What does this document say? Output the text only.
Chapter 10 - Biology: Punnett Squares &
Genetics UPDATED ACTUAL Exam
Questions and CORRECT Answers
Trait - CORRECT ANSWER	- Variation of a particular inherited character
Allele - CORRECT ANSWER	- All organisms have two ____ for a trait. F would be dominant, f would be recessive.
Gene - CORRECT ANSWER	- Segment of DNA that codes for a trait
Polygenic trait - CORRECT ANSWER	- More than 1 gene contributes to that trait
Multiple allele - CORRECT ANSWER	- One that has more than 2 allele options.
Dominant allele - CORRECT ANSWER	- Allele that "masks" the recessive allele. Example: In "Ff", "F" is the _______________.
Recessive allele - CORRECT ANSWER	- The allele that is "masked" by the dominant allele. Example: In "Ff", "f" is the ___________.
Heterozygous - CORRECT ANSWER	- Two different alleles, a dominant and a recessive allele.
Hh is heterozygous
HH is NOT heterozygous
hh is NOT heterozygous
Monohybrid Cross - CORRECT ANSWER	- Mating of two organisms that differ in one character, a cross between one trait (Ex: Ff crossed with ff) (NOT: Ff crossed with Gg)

++++++

### Assignment
In full and without error, transcribe each of the entries.

### Written response
What does this document say? Output the text only.
Chapter 10 - Biology: Punnett Squares &
Genetics UPDATED ACTUAL Exam
Questions and CORRECT Answers
Trait - CORRECT ANSWER	- Variation of a particular inherited character
Allele - CORRECT ANSWER	- All organisms have two ____ for a trait. F would be dominant, f would be recessive.
Gene - CORRECT ANSWER	- Segment of DNA that codes for a trait
Polygenic trait - CORRECT ANSWER	- More than 1 gene contributes to that trait
Multiple allele - CORRECT ANSWER	- One that has more than 2 allele options.
Dominant allele - CORRECT ANSWER	- Allele that "masks" the recessive allele. Example: In "Ff", "F" is the _______________.
Recessive allele - CORRECT ANSWER	- The allele that is "masked" by the dominant allele. Example: In "Ff", "f" is the ___________.
Heterozygous - CORRECT ANSWER	- Two different alleles, a dominant and a recessive allele.
Hh is heterozygous
HH is NOT heterozygous
hh is NOT heterozygous
Monohybrid Cross - CORRECT ANSWER	- Mating of two organisms that differ in one character, a cross between one trait (Ex: Ff crossed with ff) (NOT: Ff crossed with Gg)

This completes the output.